■ GIVEN PROBLEM:
Output the material exactly, but drop every image it holds.

■ EXERCISE MATERIALS:

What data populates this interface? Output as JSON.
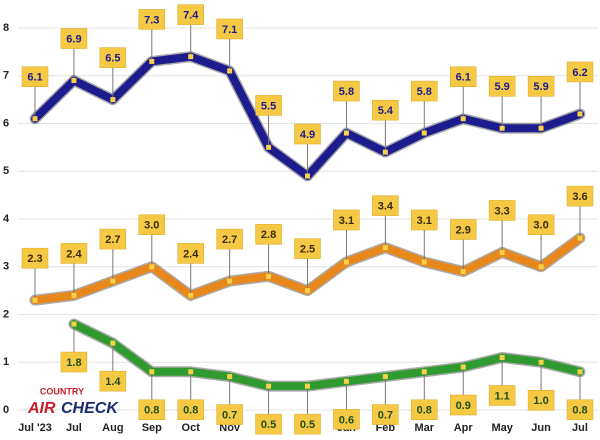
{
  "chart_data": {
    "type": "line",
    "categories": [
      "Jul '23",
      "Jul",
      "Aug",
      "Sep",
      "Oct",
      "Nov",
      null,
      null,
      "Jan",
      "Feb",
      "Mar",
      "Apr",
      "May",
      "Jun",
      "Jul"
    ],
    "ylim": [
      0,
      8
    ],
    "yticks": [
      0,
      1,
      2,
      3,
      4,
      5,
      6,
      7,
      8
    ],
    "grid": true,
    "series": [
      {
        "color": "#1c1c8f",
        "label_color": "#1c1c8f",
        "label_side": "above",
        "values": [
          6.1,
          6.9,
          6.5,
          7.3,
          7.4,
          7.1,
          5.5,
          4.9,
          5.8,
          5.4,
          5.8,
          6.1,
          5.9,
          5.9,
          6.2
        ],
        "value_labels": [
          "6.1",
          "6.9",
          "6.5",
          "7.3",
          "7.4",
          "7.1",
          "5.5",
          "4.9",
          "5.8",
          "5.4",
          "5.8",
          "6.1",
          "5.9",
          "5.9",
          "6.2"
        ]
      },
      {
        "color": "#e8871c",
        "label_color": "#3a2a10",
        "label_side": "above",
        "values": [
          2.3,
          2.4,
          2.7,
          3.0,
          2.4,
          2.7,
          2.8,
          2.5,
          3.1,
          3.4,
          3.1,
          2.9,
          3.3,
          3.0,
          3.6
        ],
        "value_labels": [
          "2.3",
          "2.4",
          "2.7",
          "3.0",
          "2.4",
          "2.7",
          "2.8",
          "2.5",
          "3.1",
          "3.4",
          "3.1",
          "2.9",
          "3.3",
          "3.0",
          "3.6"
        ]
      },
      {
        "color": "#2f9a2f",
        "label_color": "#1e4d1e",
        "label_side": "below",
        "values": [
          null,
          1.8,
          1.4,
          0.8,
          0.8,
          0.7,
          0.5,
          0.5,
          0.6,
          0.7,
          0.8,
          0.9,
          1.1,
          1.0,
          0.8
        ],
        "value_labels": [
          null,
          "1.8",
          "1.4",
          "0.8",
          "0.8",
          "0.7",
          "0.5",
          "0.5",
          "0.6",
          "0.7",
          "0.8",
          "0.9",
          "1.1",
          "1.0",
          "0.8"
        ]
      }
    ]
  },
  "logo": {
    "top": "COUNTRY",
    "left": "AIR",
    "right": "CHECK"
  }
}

■ COMPLETE OUTPUT:
What data populates this interface? Output as JSON.
{
  "chart_data": {
    "type": "line",
    "categories": [
      "Jul '23",
      "Jul",
      "Aug",
      "Sep",
      "Oct",
      "Nov",
      null,
      null,
      "Jan",
      "Feb",
      "Mar",
      "Apr",
      "May",
      "Jun",
      "Jul"
    ],
    "ylim": [
      0,
      8
    ],
    "yticks": [
      0,
      1,
      2,
      3,
      4,
      5,
      6,
      7,
      8
    ],
    "grid": true,
    "series": [
      {
        "color": "#1c1c8f",
        "label_color": "#1c1c8f",
        "label_side": "above",
        "values": [
          6.1,
          6.9,
          6.5,
          7.3,
          7.4,
          7.1,
          5.5,
          4.9,
          5.8,
          5.4,
          5.8,
          6.1,
          5.9,
          5.9,
          6.2
        ],
        "value_labels": [
          "6.1",
          "6.9",
          "6.5",
          "7.3",
          "7.4",
          "7.1",
          "5.5",
          "4.9",
          "5.8",
          "5.4",
          "5.8",
          "6.1",
          "5.9",
          "5.9",
          "6.2"
        ]
      },
      {
        "color": "#e8871c",
        "label_color": "#3a2a10",
        "label_side": "above",
        "values": [
          2.3,
          2.4,
          2.7,
          3.0,
          2.4,
          2.7,
          2.8,
          2.5,
          3.1,
          3.4,
          3.1,
          2.9,
          3.3,
          3.0,
          3.6
        ],
        "value_labels": [
          "2.3",
          "2.4",
          "2.7",
          "3.0",
          "2.4",
          "2.7",
          "2.8",
          "2.5",
          "3.1",
          "3.4",
          "3.1",
          "2.9",
          "3.3",
          "3.0",
          "3.6"
        ]
      },
      {
        "color": "#2f9a2f",
        "label_color": "#1e4d1e",
        "label_side": "below",
        "values": [
          null,
          1.8,
          1.4,
          0.8,
          0.8,
          0.7,
          0.5,
          0.5,
          0.6,
          0.7,
          0.8,
          0.9,
          1.1,
          1.0,
          0.8
        ],
        "value_labels": [
          null,
          "1.8",
          "1.4",
          "0.8",
          "0.8",
          "0.7",
          "0.5",
          "0.5",
          "0.6",
          "0.7",
          "0.8",
          "0.9",
          "1.1",
          "1.0",
          "0.8"
        ]
      }
    ]
  },
  "logo": {
    "top": "COUNTRY",
    "left": "AIR",
    "right": "CHECK"
  }
}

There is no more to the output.